**EXTRACTED ENTRIES**.
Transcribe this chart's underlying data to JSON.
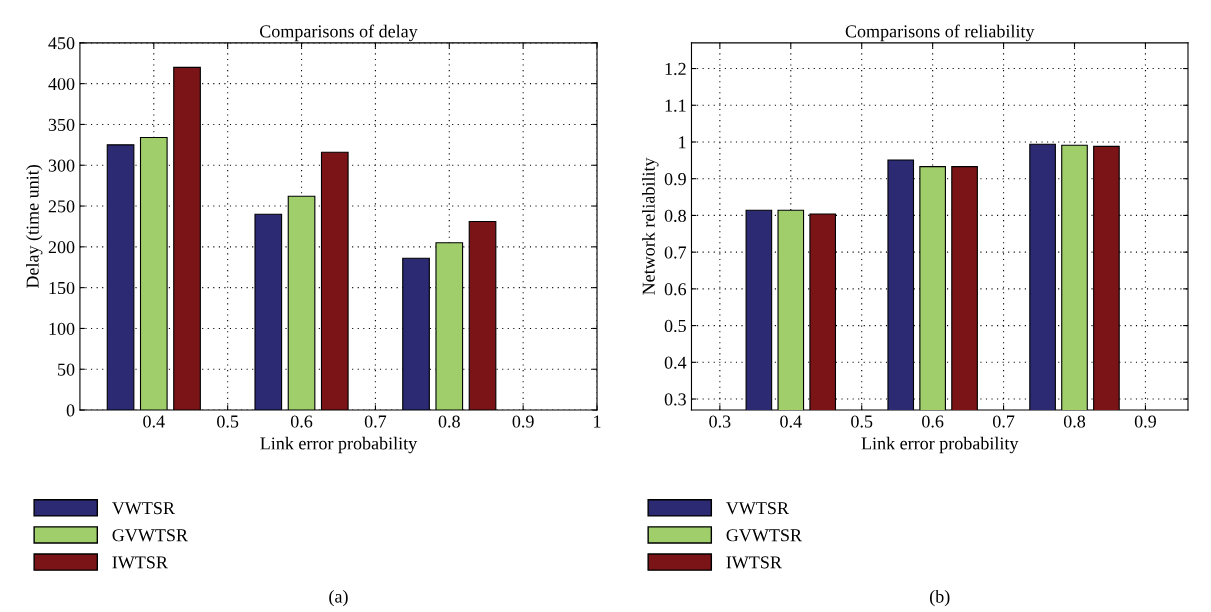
{
  "chart_data": [
    {
      "type": "bar",
      "title": "Comparisons of delay",
      "xlabel": "Link error probability",
      "ylabel": "Delay (time unit)",
      "x": [
        0.4,
        0.6,
        0.8
      ],
      "series": [
        {
          "name": "VWTSR",
          "color": "#2b2a72",
          "values": [
            325,
            240,
            186
          ]
        },
        {
          "name": "GVWTSR",
          "color": "#9fce6b",
          "values": [
            334,
            262,
            205
          ]
        },
        {
          "name": "IWTSR",
          "color": "#7a1416",
          "values": [
            420,
            316,
            231
          ]
        }
      ],
      "xlim": [
        0.3,
        1
      ],
      "xticks": [
        0.4,
        0.5,
        0.6,
        0.7,
        0.8,
        0.9,
        1
      ],
      "ylim": [
        0,
        450
      ],
      "yticks": [
        0,
        50,
        100,
        150,
        200,
        250,
        300,
        350,
        400,
        450
      ],
      "grid": true,
      "legend": "bottom",
      "annotations": [
        "(a)"
      ]
    },
    {
      "type": "bar",
      "title": "Comparisons of reliability",
      "xlabel": "Link error probability",
      "ylabel": "Network reliability",
      "x": [
        0.4,
        0.6,
        0.8
      ],
      "series": [
        {
          "name": "VWTSR",
          "color": "#2b2a72",
          "values": [
            0.814,
            0.951,
            0.994
          ]
        },
        {
          "name": "GVWTSR",
          "color": "#9fce6b",
          "values": [
            0.814,
            0.933,
            0.991
          ]
        },
        {
          "name": "IWTSR",
          "color": "#7a1416",
          "values": [
            0.804,
            0.933,
            0.988
          ]
        }
      ],
      "xlim": [
        0.26,
        0.96
      ],
      "xticks": [
        0.3,
        0.4,
        0.5,
        0.6,
        0.7,
        0.8,
        0.9
      ],
      "ylim": [
        0.27,
        1.27
      ],
      "yticks": [
        0.3,
        0.4,
        0.5,
        0.6,
        0.7,
        0.8,
        0.9,
        1,
        1.1,
        1.2
      ],
      "grid": true,
      "legend": "bottom",
      "annotations": [
        "(b)"
      ]
    }
  ]
}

**WHAT IS EXPECTED**. Pick out the lines containing the word "Comparisons" and show them.

**ANSWER TO THIS PROBLEM**.
      "title": "Comparisons of delay",
      "title": "Comparisons of reliability",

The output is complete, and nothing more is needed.